REQUIRED WORK ->
Reproduce every entry in the listing without alteration.

RECORDS SUPPLIED ->

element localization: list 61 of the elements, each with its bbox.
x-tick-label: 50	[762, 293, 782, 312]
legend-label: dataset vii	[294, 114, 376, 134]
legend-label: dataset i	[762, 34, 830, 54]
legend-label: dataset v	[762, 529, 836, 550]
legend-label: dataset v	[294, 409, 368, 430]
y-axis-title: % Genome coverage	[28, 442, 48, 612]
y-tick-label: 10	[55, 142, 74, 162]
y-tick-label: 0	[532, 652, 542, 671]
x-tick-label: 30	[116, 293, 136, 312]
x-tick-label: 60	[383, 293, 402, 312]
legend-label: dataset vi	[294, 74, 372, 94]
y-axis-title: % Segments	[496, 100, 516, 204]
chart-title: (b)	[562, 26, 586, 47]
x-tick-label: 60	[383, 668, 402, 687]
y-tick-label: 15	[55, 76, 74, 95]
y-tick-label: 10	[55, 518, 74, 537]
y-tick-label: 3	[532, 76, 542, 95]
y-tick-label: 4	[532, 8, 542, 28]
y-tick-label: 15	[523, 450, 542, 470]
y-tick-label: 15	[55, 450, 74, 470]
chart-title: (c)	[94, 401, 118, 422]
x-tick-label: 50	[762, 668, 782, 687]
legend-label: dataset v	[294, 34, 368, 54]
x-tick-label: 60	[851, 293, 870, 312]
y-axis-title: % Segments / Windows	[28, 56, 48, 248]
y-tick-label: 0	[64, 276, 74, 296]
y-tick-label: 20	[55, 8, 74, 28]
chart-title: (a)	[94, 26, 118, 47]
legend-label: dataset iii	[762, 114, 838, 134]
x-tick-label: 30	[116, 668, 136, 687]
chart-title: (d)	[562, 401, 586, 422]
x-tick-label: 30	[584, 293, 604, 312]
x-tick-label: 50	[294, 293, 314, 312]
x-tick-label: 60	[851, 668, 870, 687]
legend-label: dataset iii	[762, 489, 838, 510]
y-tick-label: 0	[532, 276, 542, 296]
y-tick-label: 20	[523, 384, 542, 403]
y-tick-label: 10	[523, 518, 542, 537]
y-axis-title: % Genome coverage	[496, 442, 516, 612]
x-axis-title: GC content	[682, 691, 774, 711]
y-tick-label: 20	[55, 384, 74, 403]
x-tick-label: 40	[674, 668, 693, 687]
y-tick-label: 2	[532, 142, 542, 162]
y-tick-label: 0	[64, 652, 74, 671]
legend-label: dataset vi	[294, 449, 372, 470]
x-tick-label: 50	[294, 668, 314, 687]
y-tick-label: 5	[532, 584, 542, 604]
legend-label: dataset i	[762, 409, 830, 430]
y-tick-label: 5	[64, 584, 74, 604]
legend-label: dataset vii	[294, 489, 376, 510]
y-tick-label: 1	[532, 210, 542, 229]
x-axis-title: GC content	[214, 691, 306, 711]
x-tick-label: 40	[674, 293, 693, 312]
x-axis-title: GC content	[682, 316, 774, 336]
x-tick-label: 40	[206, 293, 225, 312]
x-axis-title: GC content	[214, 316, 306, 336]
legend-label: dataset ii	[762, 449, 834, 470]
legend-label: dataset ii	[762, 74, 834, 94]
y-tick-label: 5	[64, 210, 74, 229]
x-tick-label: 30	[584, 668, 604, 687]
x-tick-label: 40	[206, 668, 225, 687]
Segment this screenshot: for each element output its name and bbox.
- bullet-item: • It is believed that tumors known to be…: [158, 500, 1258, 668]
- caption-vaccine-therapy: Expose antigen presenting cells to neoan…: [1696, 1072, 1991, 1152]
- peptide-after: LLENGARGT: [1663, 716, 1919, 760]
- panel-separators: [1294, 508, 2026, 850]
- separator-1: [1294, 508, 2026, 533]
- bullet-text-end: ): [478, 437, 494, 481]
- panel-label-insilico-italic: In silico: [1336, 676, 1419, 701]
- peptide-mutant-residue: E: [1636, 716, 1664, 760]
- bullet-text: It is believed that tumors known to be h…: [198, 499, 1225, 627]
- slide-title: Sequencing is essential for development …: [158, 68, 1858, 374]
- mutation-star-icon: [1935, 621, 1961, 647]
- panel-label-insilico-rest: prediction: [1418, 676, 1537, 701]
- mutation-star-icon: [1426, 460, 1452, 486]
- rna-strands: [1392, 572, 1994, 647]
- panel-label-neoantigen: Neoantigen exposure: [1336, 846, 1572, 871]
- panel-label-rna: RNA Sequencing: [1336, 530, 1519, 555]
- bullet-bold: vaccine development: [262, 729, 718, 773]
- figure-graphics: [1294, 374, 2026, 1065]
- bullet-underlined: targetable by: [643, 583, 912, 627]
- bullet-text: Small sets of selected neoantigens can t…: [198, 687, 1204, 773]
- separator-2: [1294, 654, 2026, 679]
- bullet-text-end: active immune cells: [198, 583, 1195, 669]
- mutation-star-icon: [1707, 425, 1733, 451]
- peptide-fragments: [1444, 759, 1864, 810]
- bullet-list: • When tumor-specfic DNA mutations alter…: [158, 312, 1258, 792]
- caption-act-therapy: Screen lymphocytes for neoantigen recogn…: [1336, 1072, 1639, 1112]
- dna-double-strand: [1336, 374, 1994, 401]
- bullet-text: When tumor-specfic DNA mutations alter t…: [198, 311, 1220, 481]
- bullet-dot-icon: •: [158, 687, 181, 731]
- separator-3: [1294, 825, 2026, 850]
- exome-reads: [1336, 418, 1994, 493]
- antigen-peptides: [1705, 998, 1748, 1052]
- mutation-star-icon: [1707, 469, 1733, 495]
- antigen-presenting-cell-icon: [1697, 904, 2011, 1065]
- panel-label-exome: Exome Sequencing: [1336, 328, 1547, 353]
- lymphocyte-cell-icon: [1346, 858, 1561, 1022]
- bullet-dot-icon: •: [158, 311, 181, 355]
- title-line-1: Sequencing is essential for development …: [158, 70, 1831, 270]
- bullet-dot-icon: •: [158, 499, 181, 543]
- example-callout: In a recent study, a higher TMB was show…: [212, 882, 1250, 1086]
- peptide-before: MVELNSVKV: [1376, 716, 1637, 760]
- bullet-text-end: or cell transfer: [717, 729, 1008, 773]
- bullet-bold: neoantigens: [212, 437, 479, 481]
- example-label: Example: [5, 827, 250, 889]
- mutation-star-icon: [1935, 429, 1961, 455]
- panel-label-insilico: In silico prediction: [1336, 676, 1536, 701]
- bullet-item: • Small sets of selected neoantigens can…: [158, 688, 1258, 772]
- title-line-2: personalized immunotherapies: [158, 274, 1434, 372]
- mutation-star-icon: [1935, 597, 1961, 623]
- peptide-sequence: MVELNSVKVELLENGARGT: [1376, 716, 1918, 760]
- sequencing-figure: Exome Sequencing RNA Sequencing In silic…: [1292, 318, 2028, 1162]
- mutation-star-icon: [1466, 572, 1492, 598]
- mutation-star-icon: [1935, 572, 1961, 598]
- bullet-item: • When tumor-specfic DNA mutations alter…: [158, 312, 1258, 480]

WORKED SOLUTION ->
element localization: list 61 of the elements, each with its bbox.
x-tick-label: 50	[762, 293, 782, 312]
legend-label: dataset vii	[294, 114, 376, 134]
legend-label: dataset i	[762, 34, 830, 54]
legend-label: dataset v	[762, 529, 836, 550]
legend-label: dataset v	[294, 409, 368, 430]
y-axis-title: % Genome coverage	[28, 442, 48, 612]
y-tick-label: 10	[55, 142, 74, 162]
y-tick-label: 0	[532, 652, 542, 671]
x-tick-label: 30	[116, 293, 136, 312]
x-tick-label: 60	[383, 293, 402, 312]
legend-label: dataset vi	[294, 74, 372, 94]
y-axis-title: % Segments	[496, 100, 516, 204]
chart-title: (b)	[562, 26, 586, 47]
x-tick-label: 60	[383, 668, 402, 687]
y-tick-label: 15	[55, 76, 74, 95]
y-tick-label: 10	[55, 518, 74, 537]
y-tick-label: 3	[532, 76, 542, 95]
y-tick-label: 4	[532, 8, 542, 28]
y-tick-label: 15	[523, 450, 542, 470]
y-tick-label: 15	[55, 450, 74, 470]
chart-title: (c)	[94, 401, 118, 422]
x-tick-label: 50	[762, 668, 782, 687]
legend-label: dataset v	[294, 34, 368, 54]
x-tick-label: 60	[851, 293, 870, 312]
y-axis-title: % Segments / Windows	[28, 56, 48, 248]
y-tick-label: 0	[64, 276, 74, 296]
y-tick-label: 20	[55, 8, 74, 28]
chart-title: (a)	[94, 26, 118, 47]
legend-label: dataset iii	[762, 114, 838, 134]
x-tick-label: 30	[116, 668, 136, 687]
chart-title: (d)	[562, 401, 586, 422]
x-tick-label: 30	[584, 293, 604, 312]
x-tick-label: 50	[294, 293, 314, 312]
x-tick-label: 60	[851, 668, 870, 687]
legend-label: dataset iii	[762, 489, 838, 510]
y-tick-label: 0	[532, 276, 542, 296]
y-tick-label: 20	[523, 384, 542, 403]
y-tick-label: 10	[523, 518, 542, 537]
y-axis-title: % Genome coverage	[496, 442, 516, 612]
x-axis-title: GC content	[682, 691, 774, 711]
y-tick-label: 20	[55, 384, 74, 403]
x-tick-label: 40	[674, 668, 693, 687]
y-tick-label: 2	[532, 142, 542, 162]
y-tick-label: 0	[64, 652, 74, 671]
legend-label: dataset vi	[294, 449, 372, 470]
x-tick-label: 50	[294, 668, 314, 687]
y-tick-label: 5	[532, 584, 542, 604]
legend-label: dataset i	[762, 409, 830, 430]
y-tick-label: 5	[64, 584, 74, 604]
legend-label: dataset vii	[294, 489, 376, 510]
y-tick-label: 1	[532, 210, 542, 229]
x-axis-title: GC content	[214, 691, 306, 711]
x-tick-label: 40	[674, 293, 693, 312]
x-axis-title: GC content	[682, 316, 774, 336]
x-tick-label: 40	[206, 293, 225, 312]
x-axis-title: GC content	[214, 316, 306, 336]
legend-label: dataset ii	[762, 449, 834, 470]
legend-label: dataset ii	[762, 74, 834, 94]
y-tick-label: 5	[64, 210, 74, 229]
x-tick-label: 30	[584, 668, 604, 687]
x-tick-label: 40	[206, 668, 225, 687]
Segment this screenshot: for each element output its name and bbox.
- bullet-item: • It is believed that tumors known to be…: [158, 500, 1258, 668]
- caption-vaccine-therapy: Expose antigen presenting cells to neoan…: [1696, 1072, 1991, 1152]
- peptide-after: LLENGARGT: [1663, 716, 1919, 760]
- panel-separators: [1294, 508, 2026, 850]
- separator-1: [1294, 508, 2026, 533]
- bullet-text-end: ): [478, 437, 494, 481]
- panel-label-insilico-italic: In silico: [1336, 676, 1419, 701]
- peptide-mutant-residue: E: [1636, 716, 1664, 760]
- bullet-text: It is believed that tumors known to be h…: [198, 499, 1225, 627]
- slide-title: Sequencing is essential for development …: [158, 68, 1858, 374]
- mutation-star-icon: [1935, 621, 1961, 647]
- panel-label-insilico-rest: prediction: [1418, 676, 1537, 701]
- mutation-star-icon: [1426, 460, 1452, 486]
- rna-strands: [1392, 572, 1994, 647]
- panel-label-neoantigen: Neoantigen exposure: [1336, 846, 1572, 871]
- panel-label-rna: RNA Sequencing: [1336, 530, 1519, 555]
- bullet-bold: vaccine development: [262, 729, 718, 773]
- figure-graphics: [1294, 374, 2026, 1065]
- bullet-underlined: targetable by: [643, 583, 912, 627]
- bullet-text: Small sets of selected neoantigens can t…: [198, 687, 1204, 773]
- separator-2: [1294, 654, 2026, 679]
- bullet-text-end: active immune cells: [198, 583, 1195, 669]
- mutation-star-icon: [1707, 425, 1733, 451]
- peptide-fragments: [1444, 759, 1864, 810]
- bullet-list: • When tumor-specfic DNA mutations alter…: [158, 312, 1258, 792]
- caption-act-therapy: Screen lymphocytes for neoantigen recogn…: [1336, 1072, 1639, 1112]
- dna-double-strand: [1336, 374, 1994, 401]
- bullet-text: When tumor-specfic DNA mutations alter t…: [198, 311, 1220, 481]
- bullet-dot-icon: •: [158, 687, 181, 731]
- separator-3: [1294, 825, 2026, 850]
- exome-reads: [1336, 418, 1994, 493]
- antigen-peptides: [1705, 998, 1748, 1052]
- mutation-star-icon: [1707, 469, 1733, 495]
- antigen-presenting-cell-icon: [1697, 904, 2011, 1065]
- panel-label-exome: Exome Sequencing: [1336, 328, 1547, 353]
- lymphocyte-cell-icon: [1346, 858, 1561, 1022]
- bullet-dot-icon: •: [158, 311, 181, 355]
- title-line-1: Sequencing is essential for development …: [158, 70, 1831, 270]
- bullet-dot-icon: •: [158, 499, 181, 543]
- example-callout: In a recent study, a higher TMB was show…: [212, 882, 1250, 1086]
- peptide-before: MVELNSVKV: [1376, 716, 1637, 760]
- bullet-text-end: or cell transfer: [717, 729, 1008, 773]
- bullet-bold: neoantigens: [212, 437, 479, 481]
- example-label: Example: [5, 827, 250, 889]
- mutation-star-icon: [1935, 429, 1961, 455]
- panel-label-insilico: In silico prediction: [1336, 676, 1536, 701]
- bullet-item: • Small sets of selected neoantigens can…: [158, 688, 1258, 772]
- title-line-2: personalized immunotherapies: [158, 274, 1434, 372]
- mutation-star-icon: [1935, 597, 1961, 623]
- peptide-sequence: MVELNSVKVELLENGARGT: [1376, 716, 1918, 760]
- sequencing-figure: Exome Sequencing RNA Sequencing In silic…: [1292, 318, 2028, 1162]
- mutation-star-icon: [1466, 572, 1492, 598]
- mutation-star-icon: [1935, 572, 1961, 598]
- bullet-item: • When tumor-specfic DNA mutations alter…: [158, 312, 1258, 480]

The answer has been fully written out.